(Items listed in a dataset)
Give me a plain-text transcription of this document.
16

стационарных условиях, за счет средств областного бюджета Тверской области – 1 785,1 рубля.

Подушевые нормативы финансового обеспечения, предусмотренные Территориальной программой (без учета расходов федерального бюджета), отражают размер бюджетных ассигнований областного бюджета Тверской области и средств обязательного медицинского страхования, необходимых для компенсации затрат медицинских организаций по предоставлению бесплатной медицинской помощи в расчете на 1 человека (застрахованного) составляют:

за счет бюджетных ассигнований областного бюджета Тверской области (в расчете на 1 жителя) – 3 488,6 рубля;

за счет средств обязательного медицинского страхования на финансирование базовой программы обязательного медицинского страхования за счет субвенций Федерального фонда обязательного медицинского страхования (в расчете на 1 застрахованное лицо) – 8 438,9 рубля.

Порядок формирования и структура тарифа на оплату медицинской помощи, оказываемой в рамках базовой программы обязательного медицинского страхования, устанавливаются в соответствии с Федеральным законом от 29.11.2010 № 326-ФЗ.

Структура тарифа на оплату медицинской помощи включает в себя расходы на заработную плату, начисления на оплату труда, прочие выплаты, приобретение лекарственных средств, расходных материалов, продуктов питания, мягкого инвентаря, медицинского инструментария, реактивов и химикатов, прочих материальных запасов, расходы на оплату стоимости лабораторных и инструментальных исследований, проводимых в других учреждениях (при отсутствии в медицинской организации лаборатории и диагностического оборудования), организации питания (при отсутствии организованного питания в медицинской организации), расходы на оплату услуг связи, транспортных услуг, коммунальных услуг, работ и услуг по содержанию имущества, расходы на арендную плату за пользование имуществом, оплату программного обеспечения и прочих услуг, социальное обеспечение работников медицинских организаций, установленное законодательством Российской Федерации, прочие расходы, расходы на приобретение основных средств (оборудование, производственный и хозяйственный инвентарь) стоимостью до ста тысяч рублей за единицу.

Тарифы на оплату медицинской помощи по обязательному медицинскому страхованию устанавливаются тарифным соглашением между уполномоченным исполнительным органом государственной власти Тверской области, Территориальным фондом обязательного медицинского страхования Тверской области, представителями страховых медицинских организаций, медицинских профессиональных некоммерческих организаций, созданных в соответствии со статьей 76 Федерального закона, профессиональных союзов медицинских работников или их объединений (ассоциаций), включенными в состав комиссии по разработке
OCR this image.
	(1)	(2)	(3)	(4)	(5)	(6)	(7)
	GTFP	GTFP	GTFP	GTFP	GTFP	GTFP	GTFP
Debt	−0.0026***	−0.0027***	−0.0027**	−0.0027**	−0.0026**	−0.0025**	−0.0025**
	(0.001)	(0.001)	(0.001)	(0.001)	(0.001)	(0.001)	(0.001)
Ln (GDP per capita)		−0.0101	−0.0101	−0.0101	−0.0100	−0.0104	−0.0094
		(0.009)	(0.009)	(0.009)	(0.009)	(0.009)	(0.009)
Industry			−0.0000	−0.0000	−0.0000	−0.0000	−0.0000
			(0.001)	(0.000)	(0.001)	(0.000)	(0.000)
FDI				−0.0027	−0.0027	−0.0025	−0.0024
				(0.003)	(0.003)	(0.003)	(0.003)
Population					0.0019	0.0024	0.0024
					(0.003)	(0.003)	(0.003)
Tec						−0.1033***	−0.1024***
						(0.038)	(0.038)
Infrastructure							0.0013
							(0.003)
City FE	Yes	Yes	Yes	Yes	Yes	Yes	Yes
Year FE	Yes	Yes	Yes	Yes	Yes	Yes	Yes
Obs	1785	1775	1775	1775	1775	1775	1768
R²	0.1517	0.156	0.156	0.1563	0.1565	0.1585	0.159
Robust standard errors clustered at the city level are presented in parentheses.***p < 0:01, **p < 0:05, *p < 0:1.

## WORK TO BE COMPLETED
State how many lines of the records above contain the word "устанавливаются", giving only that number.

## THE COMPLETED TASK
2